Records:

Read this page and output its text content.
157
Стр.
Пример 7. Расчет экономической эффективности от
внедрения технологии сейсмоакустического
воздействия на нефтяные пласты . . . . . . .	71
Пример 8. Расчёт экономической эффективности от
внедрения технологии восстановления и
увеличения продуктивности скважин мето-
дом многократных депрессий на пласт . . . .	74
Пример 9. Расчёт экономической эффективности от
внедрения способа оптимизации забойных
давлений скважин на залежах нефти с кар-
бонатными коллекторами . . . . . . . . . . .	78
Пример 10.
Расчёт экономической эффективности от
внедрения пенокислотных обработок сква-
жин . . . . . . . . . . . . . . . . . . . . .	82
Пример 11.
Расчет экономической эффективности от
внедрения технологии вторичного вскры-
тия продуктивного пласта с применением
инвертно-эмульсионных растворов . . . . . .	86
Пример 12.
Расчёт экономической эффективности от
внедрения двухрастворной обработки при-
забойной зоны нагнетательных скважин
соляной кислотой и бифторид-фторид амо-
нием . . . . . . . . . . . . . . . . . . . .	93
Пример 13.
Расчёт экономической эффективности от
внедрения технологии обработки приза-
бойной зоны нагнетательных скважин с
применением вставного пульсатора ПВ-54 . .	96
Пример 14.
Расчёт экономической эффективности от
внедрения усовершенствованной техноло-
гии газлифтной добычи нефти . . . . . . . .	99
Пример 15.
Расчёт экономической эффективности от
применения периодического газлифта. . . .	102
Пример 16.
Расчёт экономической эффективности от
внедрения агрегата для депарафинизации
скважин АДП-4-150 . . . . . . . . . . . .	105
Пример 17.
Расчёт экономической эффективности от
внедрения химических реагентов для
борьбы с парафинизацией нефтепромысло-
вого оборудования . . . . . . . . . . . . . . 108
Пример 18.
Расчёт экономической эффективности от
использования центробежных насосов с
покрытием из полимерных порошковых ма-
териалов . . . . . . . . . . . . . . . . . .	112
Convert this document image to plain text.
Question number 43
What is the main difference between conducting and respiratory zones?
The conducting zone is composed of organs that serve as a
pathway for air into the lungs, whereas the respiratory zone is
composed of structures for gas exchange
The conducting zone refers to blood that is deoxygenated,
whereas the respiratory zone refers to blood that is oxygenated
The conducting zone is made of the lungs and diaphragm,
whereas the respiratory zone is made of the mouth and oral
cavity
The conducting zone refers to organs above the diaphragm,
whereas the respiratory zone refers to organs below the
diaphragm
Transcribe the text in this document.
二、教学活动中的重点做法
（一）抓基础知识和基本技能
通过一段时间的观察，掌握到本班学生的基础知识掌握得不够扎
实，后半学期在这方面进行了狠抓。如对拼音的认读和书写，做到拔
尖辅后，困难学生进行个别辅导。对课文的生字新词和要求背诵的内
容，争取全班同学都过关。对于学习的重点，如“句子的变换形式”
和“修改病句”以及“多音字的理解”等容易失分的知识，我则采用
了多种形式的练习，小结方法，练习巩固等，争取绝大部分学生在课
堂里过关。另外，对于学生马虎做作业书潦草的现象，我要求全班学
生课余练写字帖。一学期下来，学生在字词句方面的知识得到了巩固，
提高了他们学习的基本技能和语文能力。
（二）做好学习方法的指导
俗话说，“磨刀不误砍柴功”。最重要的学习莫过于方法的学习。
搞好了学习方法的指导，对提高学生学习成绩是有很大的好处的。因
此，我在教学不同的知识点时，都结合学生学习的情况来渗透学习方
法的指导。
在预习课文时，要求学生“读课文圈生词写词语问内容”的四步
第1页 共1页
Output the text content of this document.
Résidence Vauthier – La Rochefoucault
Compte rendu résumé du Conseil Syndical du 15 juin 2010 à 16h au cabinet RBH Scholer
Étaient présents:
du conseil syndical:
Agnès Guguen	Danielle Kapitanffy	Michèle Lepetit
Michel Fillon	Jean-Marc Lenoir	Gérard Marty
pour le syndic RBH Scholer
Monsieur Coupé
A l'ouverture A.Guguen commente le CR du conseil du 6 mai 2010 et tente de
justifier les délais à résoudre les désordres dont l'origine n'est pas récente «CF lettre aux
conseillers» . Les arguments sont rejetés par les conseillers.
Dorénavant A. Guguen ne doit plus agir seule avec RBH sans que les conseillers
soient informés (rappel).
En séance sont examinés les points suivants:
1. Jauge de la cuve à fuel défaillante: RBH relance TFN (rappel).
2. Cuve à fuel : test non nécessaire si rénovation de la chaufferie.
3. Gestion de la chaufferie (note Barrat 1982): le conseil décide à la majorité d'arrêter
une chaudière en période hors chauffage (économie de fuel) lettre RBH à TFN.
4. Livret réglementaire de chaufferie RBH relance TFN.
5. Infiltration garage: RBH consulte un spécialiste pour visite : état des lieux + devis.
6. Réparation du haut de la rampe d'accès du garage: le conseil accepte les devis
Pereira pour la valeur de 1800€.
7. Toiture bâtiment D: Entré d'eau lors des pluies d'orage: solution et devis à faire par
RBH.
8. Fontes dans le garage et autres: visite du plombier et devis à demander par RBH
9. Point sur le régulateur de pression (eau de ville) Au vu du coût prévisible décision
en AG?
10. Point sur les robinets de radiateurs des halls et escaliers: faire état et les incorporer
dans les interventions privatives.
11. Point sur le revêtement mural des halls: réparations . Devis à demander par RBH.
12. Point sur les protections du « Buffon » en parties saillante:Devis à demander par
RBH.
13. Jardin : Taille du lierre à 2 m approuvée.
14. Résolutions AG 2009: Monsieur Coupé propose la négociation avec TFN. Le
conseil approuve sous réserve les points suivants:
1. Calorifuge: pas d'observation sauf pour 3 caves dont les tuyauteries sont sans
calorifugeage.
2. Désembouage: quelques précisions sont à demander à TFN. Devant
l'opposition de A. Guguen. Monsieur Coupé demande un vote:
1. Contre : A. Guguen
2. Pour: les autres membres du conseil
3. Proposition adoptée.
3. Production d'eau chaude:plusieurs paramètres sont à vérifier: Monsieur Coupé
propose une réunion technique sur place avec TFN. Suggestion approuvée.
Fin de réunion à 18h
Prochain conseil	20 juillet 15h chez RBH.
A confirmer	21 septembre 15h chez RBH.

→ **Prompt**
Reproduce all data above, unchanged.

→ **Worked answer**
Read this page and output its text content.
157
Стр.
Пример 7. Расчет экономической эффективности от
внедрения технологии сейсмоакустического
воздействия на нефтяные пласты . . . . . . .	71
Пример 8. Расчёт экономической эффективности от
внедрения технологии восстановления и
увеличения продуктивности скважин мето-
дом многократных депрессий на пласт . . . .	74
Пример 9. Расчёт экономической эффективности от
внедрения способа оптимизации забойных
давлений скважин на залежах нефти с кар-
бонатными коллекторами . . . . . . . . . . .	78
Пример 10.
Расчёт экономической эффективности от
внедрения пенокислотных обработок сква-
жин . . . . . . . . . . . . . . . . . . . . .	82
Пример 11.
Расчет экономической эффективности от
внедрения технологии вторичного вскры-
тия продуктивного пласта с применением
инвертно-эмульсионных растворов . . . . . .	86
Пример 12.
Расчёт экономической эффективности от
внедрения двухрастворной обработки при-
забойной зоны нагнетательных скважин
соляной кислотой и бифторид-фторид амо-
нием . . . . . . . . . . . . . . . . . . . .	93
Пример 13.
Расчёт экономической эффективности от
внедрения технологии обработки приза-
бойной зоны нагнетательных скважин с
применением вставного пульсатора ПВ-54 . .	96
Пример 14.
Расчёт экономической эффективности от
внедрения усовершенствованной техноло-
гии газлифтной добычи нефти . . . . . . . .	99
Пример 15.
Расчёт экономической эффективности от
применения периодического газлифта. . . .	102
Пример 16.
Расчёт экономической эффективности от
внедрения агрегата для депарафинизации
скважин АДП-4-150 . . . . . . . . . . . .	105
Пример 17.
Расчёт экономической эффективности от
внедрения химических реагентов для
борьбы с парафинизацией нефтепромысло-
вого оборудования . . . . . . . . . . . . . . 108
Пример 18.
Расчёт экономической эффективности от
использования центробежных насосов с
покрытием из полимерных порошковых ма-
териалов . . . . . . . . . . . . . . . . . .	112
Convert this document image to plain text.
Question number 43
What is the main difference between conducting and respiratory zones?
The conducting zone is composed of organs that serve as a
pathway for air into the lungs, whereas the respiratory zone is
composed of structures for gas exchange
The conducting zone refers to blood that is deoxygenated,
whereas the respiratory zone refers to blood that is oxygenated
The conducting zone is made of the lungs and diaphragm,
whereas the respiratory zone is made of the mouth and oral
cavity
The conducting zone refers to organs above the diaphragm,
whereas the respiratory zone refers to organs below the
diaphragm
Transcribe the text in this document.
二、教学活动中的重点做法
（一）抓基础知识和基本技能
通过一段时间的观察，掌握到本班学生的基础知识掌握得不够扎
实，后半学期在这方面进行了狠抓。如对拼音的认读和书写，做到拔
尖辅后，困难学生进行个别辅导。对课文的生字新词和要求背诵的内
容，争取全班同学都过关。对于学习的重点，如“句子的变换形式”
和“修改病句”以及“多音字的理解”等容易失分的知识，我则采用
了多种形式的练习，小结方法，练习巩固等，争取绝大部分学生在课
堂里过关。另外，对于学生马虎做作业书潦草的现象，我要求全班学
生课余练写字帖。一学期下来，学生在字词句方面的知识得到了巩固，
提高了他们学习的基本技能和语文能力。
（二）做好学习方法的指导
俗话说，“磨刀不误砍柴功”。最重要的学习莫过于方法的学习。
搞好了学习方法的指导，对提高学生学习成绩是有很大的好处的。因
此，我在教学不同的知识点时，都结合学生学习的情况来渗透学习方
法的指导。
在预习课文时，要求学生“读课文圈生词写词语问内容”的四步
第1页 共1页
Output the text content of this document.
Résidence Vauthier – La Rochefoucault
Compte rendu résumé du Conseil Syndical du 15 juin 2010 à 16h au cabinet RBH Scholer
Étaient présents:
du conseil syndical:
Agnès Guguen	Danielle Kapitanffy	Michèle Lepetit
Michel Fillon	Jean-Marc Lenoir	Gérard Marty
pour le syndic RBH Scholer
Monsieur Coupé
A l'ouverture A.Guguen commente le CR du conseil du 6 mai 2010 et tente de
justifier les délais à résoudre les désordres dont l'origine n'est pas récente «CF lettre aux
conseillers» . Les arguments sont rejetés par les conseillers.
Dorénavant A. Guguen ne doit plus agir seule avec RBH sans que les conseillers
soient informés (rappel).
En séance sont examinés les points suivants:
1. Jauge de la cuve à fuel défaillante: RBH relance TFN (rappel).
2. Cuve à fuel : test non nécessaire si rénovation de la chaufferie.
3. Gestion de la chaufferie (note Barrat 1982): le conseil décide à la majorité d'arrêter
une chaudière en période hors chauffage (économie de fuel) lettre RBH à TFN.
4. Livret réglementaire de chaufferie RBH relance TFN.
5. Infiltration garage: RBH consulte un spécialiste pour visite : état des lieux + devis.
6. Réparation du haut de la rampe d'accès du garage: le conseil accepte les devis
Pereira pour la valeur de 1800€.
7. Toiture bâtiment D: Entré d'eau lors des pluies d'orage: solution et devis à faire par
RBH.
8. Fontes dans le garage et autres: visite du plombier et devis à demander par RBH
9. Point sur le régulateur de pression (eau de ville) Au vu du coût prévisible décision
en AG?
10. Point sur les robinets de radiateurs des halls et escaliers: faire état et les incorporer
dans les interventions privatives.
11. Point sur le revêtement mural des halls: réparations . Devis à demander par RBH.
12. Point sur les protections du « Buffon » en parties saillante:Devis à demander par
RBH.
13. Jardin : Taille du lierre à 2 m approuvée.
14. Résolutions AG 2009: Monsieur Coupé propose la négociation avec TFN. Le
conseil approuve sous réserve les points suivants:
1. Calorifuge: pas d'observation sauf pour 3 caves dont les tuyauteries sont sans
calorifugeage.
2. Désembouage: quelques précisions sont à demander à TFN. Devant
l'opposition de A. Guguen. Monsieur Coupé demande un vote:
1. Contre : A. Guguen
2. Pour: les autres membres du conseil
3. Proposition adoptée.
3. Production d'eau chaude:plusieurs paramètres sont à vérifier: Monsieur Coupé
propose une réunion technique sur place avec TFN. Suggestion approuvée.
Fin de réunion à 18h
Prochain conseil	20 juillet 15h chez RBH.
A confirmer	21 septembre 15h chez RBH.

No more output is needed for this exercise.